Identify, in the records below, every line where the string "name" appears, and copy each such line.

■ **Figure record extracts**:
----
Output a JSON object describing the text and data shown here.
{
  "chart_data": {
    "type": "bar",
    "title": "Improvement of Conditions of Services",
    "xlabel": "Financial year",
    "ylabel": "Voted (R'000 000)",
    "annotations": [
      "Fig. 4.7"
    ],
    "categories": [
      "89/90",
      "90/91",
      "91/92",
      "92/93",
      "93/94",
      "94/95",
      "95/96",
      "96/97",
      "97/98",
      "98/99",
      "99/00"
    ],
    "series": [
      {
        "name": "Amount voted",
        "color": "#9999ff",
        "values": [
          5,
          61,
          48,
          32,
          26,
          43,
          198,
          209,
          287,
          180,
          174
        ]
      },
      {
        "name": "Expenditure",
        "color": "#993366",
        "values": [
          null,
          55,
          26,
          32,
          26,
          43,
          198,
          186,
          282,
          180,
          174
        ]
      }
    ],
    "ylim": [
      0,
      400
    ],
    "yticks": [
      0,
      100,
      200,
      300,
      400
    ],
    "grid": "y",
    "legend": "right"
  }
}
----
■ **Final answer**:
        "name": "Amount voted",
        "name": "Expenditure",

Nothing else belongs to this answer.